_DATA PROVIDED:_
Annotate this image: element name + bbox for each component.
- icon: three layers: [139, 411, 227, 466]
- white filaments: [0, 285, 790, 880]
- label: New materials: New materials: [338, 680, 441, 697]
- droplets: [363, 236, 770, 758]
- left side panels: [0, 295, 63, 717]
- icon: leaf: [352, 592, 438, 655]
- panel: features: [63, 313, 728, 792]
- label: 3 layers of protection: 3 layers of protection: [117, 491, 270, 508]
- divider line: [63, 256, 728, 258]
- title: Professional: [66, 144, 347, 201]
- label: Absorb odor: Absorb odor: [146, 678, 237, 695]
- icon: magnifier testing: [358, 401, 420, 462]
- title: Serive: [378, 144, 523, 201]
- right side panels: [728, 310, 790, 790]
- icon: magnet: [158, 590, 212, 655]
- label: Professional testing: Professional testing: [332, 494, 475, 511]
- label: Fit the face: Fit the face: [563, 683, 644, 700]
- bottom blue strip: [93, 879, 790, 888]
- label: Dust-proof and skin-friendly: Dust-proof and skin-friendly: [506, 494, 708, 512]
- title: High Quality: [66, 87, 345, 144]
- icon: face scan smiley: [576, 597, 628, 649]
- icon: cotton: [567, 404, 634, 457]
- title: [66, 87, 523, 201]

_WORK TO COMPLETE:_
Copy out all of the material above, reproducing every line without any change.

_RESULT OF THE EXERCISE:_
Annotate this image: element name + bbox for each component.
- icon: three layers: [139, 411, 227, 466]
- white filaments: [0, 285, 790, 880]
- label: New materials: New materials: [338, 680, 441, 697]
- droplets: [363, 236, 770, 758]
- left side panels: [0, 295, 63, 717]
- icon: leaf: [352, 592, 438, 655]
- panel: features: [63, 313, 728, 792]
- label: 3 layers of protection: 3 layers of protection: [117, 491, 270, 508]
- divider line: [63, 256, 728, 258]
- title: Professional: [66, 144, 347, 201]
- label: Absorb odor: Absorb odor: [146, 678, 237, 695]
- icon: magnifier testing: [358, 401, 420, 462]
- title: Serive: [378, 144, 523, 201]
- right side panels: [728, 310, 790, 790]
- icon: magnet: [158, 590, 212, 655]
- label: Professional testing: Professional testing: [332, 494, 475, 511]
- label: Fit the face: Fit the face: [563, 683, 644, 700]
- bottom blue strip: [93, 879, 790, 888]
- label: Dust-proof and skin-friendly: Dust-proof and skin-friendly: [506, 494, 708, 512]
- title: High Quality: [66, 87, 345, 144]
- icon: face scan smiley: [576, 597, 628, 649]
- icon: cotton: [567, 404, 634, 457]
- title: [66, 87, 523, 201]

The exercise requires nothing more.